Given information:
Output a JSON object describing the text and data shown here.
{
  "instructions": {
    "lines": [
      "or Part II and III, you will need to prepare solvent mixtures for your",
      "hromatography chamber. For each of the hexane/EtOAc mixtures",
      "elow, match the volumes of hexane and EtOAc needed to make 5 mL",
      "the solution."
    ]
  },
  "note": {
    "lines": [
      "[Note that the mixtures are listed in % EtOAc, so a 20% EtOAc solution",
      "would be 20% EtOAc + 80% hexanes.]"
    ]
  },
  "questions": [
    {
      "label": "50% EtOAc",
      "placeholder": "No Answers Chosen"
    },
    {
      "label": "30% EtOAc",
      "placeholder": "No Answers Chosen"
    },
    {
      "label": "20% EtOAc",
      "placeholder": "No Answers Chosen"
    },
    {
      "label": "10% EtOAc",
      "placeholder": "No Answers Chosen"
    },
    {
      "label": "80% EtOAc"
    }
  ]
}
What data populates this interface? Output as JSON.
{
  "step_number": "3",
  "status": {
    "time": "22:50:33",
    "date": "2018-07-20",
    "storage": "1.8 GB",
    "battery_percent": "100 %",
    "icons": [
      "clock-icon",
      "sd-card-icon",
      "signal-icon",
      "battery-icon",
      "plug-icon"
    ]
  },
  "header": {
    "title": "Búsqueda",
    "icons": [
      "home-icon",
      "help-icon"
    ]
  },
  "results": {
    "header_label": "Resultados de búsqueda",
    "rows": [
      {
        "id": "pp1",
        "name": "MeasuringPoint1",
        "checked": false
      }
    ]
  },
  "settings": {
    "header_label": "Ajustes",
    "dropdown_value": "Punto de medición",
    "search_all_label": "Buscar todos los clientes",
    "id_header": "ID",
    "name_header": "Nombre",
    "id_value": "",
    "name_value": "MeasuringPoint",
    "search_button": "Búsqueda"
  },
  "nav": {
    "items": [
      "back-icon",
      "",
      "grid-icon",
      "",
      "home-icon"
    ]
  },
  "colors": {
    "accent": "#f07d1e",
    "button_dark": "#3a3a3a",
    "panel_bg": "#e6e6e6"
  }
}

Requirements: All of the entries need to be reproduced exactly; please write them out.

Task result:
Output a JSON object describing the text and data shown here.
{
  "instructions": {
    "lines": [
      "or Part II and III, you will need to prepare solvent mixtures for your",
      "hromatography chamber. For each of the hexane/EtOAc mixtures",
      "elow, match the volumes of hexane and EtOAc needed to make 5 mL",
      "the solution."
    ]
  },
  "note": {
    "lines": [
      "[Note that the mixtures are listed in % EtOAc, so a 20% EtOAc solution",
      "would be 20% EtOAc + 80% hexanes.]"
    ]
  },
  "questions": [
    {
      "label": "50% EtOAc",
      "placeholder": "No Answers Chosen"
    },
    {
      "label": "30% EtOAc",
      "placeholder": "No Answers Chosen"
    },
    {
      "label": "20% EtOAc",
      "placeholder": "No Answers Chosen"
    },
    {
      "label": "10% EtOAc",
      "placeholder": "No Answers Chosen"
    },
    {
      "label": "80% EtOAc"
    }
  ]
}
What data populates this interface? Output as JSON.
{
  "step_number": "3",
  "status": {
    "time": "22:50:33",
    "date": "2018-07-20",
    "storage": "1.8 GB",
    "battery_percent": "100 %",
    "icons": [
      "clock-icon",
      "sd-card-icon",
      "signal-icon",
      "battery-icon",
      "plug-icon"
    ]
  },
  "header": {
    "title": "Búsqueda",
    "icons": [
      "home-icon",
      "help-icon"
    ]
  },
  "results": {
    "header_label": "Resultados de búsqueda",
    "rows": [
      {
        "id": "pp1",
        "name": "MeasuringPoint1",
        "checked": false
      }
    ]
  },
  "settings": {
    "header_label": "Ajustes",
    "dropdown_value": "Punto de medición",
    "search_all_label": "Buscar todos los clientes",
    "id_header": "ID",
    "name_header": "Nombre",
    "id_value": "",
    "name_value": "MeasuringPoint",
    "search_button": "Búsqueda"
  },
  "nav": {
    "items": [
      "back-icon",
      "",
      "grid-icon",
      "",
      "home-icon"
    ]
  },
  "colors": {
    "accent": "#f07d1e",
    "button_dark": "#3a3a3a",
    "panel_bg": "#e6e6e6"
  }
}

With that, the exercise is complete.